(Problem statement) Will you transcribe the entries that follow, exactly and in full?

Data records

==============================

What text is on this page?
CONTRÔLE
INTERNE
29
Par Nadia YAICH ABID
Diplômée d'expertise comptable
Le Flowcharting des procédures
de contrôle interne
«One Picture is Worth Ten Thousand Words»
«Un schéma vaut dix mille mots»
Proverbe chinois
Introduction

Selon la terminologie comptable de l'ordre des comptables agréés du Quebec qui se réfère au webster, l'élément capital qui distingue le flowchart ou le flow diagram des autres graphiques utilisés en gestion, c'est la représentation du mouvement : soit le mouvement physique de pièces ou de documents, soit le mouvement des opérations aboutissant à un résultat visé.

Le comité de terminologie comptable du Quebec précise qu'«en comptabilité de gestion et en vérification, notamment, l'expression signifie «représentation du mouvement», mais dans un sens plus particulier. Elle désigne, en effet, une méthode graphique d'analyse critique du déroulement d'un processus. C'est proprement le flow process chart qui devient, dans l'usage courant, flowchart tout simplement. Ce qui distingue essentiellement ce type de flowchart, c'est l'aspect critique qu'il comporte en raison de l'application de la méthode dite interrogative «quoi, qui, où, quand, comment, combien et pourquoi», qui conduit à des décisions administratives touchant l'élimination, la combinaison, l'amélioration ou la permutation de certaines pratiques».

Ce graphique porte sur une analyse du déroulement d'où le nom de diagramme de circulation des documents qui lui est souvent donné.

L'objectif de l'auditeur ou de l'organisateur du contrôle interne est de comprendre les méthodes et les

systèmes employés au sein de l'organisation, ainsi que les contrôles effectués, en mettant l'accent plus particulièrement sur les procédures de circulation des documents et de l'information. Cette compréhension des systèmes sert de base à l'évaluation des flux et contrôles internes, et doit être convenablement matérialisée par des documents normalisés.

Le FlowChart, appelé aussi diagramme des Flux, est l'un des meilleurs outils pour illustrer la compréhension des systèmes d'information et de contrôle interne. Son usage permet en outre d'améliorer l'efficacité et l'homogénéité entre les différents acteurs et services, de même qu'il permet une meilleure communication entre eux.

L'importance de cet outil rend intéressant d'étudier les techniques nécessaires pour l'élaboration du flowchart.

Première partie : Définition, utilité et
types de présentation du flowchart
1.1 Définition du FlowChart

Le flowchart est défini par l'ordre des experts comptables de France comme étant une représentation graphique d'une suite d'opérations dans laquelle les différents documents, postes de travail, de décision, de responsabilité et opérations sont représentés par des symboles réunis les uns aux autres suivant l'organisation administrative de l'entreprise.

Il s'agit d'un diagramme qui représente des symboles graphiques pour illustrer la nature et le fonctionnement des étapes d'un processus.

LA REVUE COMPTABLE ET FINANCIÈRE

==============================

(Worked solution)
What text is on this page?
CONTRÔLE
INTERNE
29
Par Nadia YAICH ABID
Diplômée d'expertise comptable
Le Flowcharting des procédures
de contrôle interne
«One Picture is Worth Ten Thousand Words»
«Un schéma vaut dix mille mots»
Proverbe chinois
Introduction

Selon la terminologie comptable de l'ordre des comptables agréés du Quebec qui se réfère au webster, l'élément capital qui distingue le flowchart ou le flow diagram des autres graphiques utilisés en gestion, c'est la représentation du mouvement : soit le mouvement physique de pièces ou de documents, soit le mouvement des opérations aboutissant à un résultat visé.

Le comité de terminologie comptable du Quebec précise qu'«en comptabilité de gestion et en vérification, notamment, l'expression signifie «représentation du mouvement», mais dans un sens plus particulier. Elle désigne, en effet, une méthode graphique d'analyse critique du déroulement d'un processus. C'est proprement le flow process chart qui devient, dans l'usage courant, flowchart tout simplement. Ce qui distingue essentiellement ce type de flowchart, c'est l'aspect critique qu'il comporte en raison de l'application de la méthode dite interrogative «quoi, qui, où, quand, comment, combien et pourquoi», qui conduit à des décisions administratives touchant l'élimination, la combinaison, l'amélioration ou la permutation de certaines pratiques».

Ce graphique porte sur une analyse du déroulement d'où le nom de diagramme de circulation des documents qui lui est souvent donné.

L'objectif de l'auditeur ou de l'organisateur du contrôle interne est de comprendre les méthodes et les

systèmes employés au sein de l'organisation, ainsi que les contrôles effectués, en mettant l'accent plus particulièrement sur les procédures de circulation des documents et de l'information. Cette compréhension des systèmes sert de base à l'évaluation des flux et contrôles internes, et doit être convenablement matérialisée par des documents normalisés.

Le FlowChart, appelé aussi diagramme des Flux, est l'un des meilleurs outils pour illustrer la compréhension des systèmes d'information et de contrôle interne. Son usage permet en outre d'améliorer l'efficacité et l'homogénéité entre les différents acteurs et services, de même qu'il permet une meilleure communication entre eux.

L'importance de cet outil rend intéressant d'étudier les techniques nécessaires pour l'élaboration du flowchart.

Première partie : Définition, utilité et
types de présentation du flowchart
1.1 Définition du FlowChart

Le flowchart est défini par l'ordre des experts comptables de France comme étant une représentation graphique d'une suite d'opérations dans laquelle les différents documents, postes de travail, de décision, de responsabilité et opérations sont représentés par des symboles réunis les uns aux autres suivant l'organisation administrative de l'entreprise.

Il s'agit d'un diagramme qui représente des symboles graphiques pour illustrer la nature et le fonctionnement des étapes d'un processus.

LA REVUE COMPTABLE ET FINANCIÈRE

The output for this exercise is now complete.